▶ _Given request_
Return all lines below containing the word "screenshot".

▶ _Input_
--- Start ---
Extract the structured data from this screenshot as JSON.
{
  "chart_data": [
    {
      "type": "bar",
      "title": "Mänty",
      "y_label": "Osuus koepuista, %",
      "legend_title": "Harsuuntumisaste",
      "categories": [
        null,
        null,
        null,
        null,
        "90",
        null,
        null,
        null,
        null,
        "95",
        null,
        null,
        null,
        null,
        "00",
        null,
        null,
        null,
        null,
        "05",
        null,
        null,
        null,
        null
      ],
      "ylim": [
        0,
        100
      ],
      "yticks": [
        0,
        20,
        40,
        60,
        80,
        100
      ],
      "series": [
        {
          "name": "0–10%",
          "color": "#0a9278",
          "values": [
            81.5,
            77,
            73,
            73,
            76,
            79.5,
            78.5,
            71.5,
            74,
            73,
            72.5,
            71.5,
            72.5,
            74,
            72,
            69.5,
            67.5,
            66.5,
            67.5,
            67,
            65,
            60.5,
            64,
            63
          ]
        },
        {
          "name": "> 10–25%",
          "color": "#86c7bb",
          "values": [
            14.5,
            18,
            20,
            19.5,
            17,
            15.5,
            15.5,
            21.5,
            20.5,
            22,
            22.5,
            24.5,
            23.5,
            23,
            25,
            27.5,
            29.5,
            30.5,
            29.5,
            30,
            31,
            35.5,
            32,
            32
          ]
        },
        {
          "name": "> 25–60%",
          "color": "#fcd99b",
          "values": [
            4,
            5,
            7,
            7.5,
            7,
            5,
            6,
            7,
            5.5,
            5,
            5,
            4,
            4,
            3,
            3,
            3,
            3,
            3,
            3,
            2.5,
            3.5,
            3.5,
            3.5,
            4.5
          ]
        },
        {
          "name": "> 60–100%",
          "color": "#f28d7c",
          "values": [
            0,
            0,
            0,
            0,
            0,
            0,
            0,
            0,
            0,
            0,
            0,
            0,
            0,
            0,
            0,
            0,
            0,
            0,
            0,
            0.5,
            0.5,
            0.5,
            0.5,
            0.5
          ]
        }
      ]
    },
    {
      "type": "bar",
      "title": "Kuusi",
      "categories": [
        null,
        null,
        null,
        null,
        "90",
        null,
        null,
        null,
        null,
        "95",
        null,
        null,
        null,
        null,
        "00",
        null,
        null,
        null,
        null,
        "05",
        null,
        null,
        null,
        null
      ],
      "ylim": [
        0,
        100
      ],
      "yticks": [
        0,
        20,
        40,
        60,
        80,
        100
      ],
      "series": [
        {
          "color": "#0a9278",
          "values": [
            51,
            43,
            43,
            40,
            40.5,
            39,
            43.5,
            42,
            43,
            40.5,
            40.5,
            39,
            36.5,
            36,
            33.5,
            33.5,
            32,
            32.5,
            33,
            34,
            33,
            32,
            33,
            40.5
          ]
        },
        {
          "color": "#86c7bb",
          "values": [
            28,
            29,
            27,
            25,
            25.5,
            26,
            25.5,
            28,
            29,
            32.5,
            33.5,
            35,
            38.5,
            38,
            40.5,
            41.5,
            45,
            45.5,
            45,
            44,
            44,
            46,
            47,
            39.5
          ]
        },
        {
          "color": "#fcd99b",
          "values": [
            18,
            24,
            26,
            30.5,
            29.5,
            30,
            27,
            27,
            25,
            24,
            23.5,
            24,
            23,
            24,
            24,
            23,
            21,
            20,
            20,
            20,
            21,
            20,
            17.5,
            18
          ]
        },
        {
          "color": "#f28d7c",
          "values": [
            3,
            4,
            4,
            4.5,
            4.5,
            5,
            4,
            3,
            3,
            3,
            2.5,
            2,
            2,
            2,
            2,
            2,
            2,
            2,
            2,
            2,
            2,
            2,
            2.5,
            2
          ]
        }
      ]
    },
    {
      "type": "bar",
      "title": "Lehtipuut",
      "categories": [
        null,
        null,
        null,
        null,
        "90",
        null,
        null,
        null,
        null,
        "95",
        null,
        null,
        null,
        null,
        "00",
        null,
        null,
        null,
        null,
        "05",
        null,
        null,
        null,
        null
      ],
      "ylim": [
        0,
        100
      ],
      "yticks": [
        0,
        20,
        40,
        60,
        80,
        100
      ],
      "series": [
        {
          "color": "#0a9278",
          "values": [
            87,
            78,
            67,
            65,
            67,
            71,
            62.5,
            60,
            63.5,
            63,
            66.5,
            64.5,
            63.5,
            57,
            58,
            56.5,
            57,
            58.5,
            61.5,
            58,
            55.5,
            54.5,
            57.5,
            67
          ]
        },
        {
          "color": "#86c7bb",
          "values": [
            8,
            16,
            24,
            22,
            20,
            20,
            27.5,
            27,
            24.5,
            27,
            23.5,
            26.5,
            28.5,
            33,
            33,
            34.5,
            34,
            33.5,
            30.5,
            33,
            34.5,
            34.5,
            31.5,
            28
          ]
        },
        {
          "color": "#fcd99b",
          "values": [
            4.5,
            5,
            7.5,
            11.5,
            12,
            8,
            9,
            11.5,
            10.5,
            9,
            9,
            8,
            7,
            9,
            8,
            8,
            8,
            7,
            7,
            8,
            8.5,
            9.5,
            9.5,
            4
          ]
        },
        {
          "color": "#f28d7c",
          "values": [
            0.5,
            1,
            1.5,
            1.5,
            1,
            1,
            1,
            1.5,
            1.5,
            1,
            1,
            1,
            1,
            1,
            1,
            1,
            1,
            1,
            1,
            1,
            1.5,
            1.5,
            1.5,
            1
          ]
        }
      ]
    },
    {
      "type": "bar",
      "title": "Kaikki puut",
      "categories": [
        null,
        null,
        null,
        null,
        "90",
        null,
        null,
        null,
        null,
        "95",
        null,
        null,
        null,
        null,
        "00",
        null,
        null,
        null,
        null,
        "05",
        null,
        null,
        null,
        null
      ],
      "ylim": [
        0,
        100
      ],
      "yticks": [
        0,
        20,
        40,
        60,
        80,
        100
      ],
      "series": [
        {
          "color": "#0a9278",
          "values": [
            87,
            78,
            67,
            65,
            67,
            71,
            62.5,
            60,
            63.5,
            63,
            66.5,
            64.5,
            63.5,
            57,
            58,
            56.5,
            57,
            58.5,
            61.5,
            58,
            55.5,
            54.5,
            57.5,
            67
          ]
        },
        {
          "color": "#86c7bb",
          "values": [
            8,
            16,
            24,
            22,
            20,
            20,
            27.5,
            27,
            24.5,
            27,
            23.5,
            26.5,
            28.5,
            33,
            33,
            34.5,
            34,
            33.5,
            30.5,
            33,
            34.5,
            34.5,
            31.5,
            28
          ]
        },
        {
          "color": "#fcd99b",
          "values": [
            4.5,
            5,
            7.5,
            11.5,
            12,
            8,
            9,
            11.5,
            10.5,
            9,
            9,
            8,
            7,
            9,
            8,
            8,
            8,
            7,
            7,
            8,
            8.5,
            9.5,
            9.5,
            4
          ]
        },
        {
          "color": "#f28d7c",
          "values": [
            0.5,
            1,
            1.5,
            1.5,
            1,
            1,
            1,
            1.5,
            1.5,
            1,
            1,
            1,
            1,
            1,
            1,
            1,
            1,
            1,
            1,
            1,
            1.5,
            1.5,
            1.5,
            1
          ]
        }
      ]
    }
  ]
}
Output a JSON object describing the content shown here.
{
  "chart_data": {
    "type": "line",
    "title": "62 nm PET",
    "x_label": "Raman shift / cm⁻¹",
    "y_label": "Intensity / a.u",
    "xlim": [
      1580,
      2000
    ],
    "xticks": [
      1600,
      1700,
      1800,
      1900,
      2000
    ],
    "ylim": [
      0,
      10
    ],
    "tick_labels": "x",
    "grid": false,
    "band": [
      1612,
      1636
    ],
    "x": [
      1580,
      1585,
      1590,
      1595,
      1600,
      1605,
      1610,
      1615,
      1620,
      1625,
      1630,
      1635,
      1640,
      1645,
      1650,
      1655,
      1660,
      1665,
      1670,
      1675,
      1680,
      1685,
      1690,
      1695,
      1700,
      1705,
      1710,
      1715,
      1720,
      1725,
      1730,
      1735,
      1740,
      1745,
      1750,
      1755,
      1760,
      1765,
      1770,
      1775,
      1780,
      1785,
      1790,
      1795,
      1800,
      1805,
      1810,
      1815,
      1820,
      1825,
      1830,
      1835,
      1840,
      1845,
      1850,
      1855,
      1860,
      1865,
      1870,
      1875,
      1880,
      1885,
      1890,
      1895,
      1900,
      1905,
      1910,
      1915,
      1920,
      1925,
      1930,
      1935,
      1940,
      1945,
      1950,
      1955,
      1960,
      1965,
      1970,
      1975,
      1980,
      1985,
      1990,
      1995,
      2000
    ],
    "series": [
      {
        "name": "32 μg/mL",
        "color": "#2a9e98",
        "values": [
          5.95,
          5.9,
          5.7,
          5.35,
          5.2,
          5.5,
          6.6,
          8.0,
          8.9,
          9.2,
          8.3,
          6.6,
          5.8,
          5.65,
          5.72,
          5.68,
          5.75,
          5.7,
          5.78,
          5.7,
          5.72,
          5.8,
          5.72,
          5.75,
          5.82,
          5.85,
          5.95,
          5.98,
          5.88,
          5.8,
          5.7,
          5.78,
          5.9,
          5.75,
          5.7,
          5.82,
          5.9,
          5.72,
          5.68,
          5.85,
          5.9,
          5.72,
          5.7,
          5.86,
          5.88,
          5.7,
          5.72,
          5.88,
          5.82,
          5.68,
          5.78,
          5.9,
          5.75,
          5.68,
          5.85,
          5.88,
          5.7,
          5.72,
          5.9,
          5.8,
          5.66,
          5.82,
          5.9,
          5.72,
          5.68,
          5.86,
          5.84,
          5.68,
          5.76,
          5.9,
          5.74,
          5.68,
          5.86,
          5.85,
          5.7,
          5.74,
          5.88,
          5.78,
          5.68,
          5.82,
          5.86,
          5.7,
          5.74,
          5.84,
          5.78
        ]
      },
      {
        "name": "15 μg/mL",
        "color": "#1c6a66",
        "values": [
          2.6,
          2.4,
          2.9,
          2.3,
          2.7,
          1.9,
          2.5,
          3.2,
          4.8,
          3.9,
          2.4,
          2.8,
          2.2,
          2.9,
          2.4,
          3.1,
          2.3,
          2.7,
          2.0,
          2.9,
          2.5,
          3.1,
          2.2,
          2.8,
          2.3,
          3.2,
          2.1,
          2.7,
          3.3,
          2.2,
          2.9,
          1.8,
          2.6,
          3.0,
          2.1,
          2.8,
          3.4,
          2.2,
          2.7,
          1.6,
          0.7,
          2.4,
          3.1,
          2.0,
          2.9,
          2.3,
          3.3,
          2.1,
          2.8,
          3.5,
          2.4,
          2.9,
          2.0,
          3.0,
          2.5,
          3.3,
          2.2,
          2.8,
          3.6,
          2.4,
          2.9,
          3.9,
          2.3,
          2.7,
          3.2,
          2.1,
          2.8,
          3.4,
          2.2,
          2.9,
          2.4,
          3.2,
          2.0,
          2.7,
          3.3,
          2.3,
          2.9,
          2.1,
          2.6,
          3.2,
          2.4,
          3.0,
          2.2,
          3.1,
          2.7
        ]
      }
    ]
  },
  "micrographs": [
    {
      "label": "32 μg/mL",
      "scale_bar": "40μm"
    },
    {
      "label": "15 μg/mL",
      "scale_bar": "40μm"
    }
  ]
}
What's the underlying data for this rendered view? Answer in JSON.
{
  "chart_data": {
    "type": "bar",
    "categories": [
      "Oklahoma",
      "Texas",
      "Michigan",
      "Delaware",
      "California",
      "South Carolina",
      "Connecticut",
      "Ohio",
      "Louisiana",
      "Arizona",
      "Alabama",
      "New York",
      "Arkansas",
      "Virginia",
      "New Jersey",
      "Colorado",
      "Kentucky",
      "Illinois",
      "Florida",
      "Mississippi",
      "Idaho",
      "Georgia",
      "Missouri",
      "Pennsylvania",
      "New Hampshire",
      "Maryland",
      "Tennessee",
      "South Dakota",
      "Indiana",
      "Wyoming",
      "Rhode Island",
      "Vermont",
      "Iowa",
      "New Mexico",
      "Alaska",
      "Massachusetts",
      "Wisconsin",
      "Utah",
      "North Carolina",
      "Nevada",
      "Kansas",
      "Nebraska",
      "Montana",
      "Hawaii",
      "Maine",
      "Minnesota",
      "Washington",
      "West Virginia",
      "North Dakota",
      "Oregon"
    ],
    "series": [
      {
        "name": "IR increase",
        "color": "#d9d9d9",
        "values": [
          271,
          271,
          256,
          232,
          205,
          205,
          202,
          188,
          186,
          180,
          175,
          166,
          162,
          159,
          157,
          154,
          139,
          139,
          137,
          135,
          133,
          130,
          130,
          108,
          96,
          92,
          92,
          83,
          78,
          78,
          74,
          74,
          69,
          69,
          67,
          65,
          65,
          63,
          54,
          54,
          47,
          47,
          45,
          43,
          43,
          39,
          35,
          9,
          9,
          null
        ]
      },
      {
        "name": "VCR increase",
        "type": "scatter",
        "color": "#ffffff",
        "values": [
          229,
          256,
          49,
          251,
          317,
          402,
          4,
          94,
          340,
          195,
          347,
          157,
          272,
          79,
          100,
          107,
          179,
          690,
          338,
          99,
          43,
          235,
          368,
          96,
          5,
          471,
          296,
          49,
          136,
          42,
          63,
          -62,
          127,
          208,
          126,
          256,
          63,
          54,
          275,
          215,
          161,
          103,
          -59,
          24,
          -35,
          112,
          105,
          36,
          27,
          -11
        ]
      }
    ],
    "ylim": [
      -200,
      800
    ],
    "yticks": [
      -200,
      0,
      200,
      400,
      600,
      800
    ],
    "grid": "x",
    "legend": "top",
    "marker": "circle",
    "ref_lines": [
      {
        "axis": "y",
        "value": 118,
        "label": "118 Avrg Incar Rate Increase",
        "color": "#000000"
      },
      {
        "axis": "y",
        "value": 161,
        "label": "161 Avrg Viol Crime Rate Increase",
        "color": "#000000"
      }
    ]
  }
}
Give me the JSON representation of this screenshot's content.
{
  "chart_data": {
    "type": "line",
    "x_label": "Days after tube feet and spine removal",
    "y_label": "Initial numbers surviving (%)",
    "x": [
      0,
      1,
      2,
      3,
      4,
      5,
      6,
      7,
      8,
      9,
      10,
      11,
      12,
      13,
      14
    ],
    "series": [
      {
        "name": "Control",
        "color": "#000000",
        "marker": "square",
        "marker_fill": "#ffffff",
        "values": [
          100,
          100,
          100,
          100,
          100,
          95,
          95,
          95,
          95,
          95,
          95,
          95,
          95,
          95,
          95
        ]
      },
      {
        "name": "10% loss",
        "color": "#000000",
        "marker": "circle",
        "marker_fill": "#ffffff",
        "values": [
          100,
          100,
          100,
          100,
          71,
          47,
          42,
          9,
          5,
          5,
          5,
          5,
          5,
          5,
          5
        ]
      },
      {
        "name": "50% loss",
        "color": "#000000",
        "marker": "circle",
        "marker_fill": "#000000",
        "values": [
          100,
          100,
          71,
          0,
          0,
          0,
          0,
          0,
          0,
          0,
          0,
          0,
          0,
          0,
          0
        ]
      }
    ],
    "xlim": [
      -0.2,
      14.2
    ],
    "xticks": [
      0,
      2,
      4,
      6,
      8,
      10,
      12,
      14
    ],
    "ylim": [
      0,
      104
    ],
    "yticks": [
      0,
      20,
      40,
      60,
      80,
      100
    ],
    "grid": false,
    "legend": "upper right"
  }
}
--- End ---
▶ _Answer to the task_
Extract the structured data from this screenshot as JSON.
Give me the JSON representation of this screenshot's content.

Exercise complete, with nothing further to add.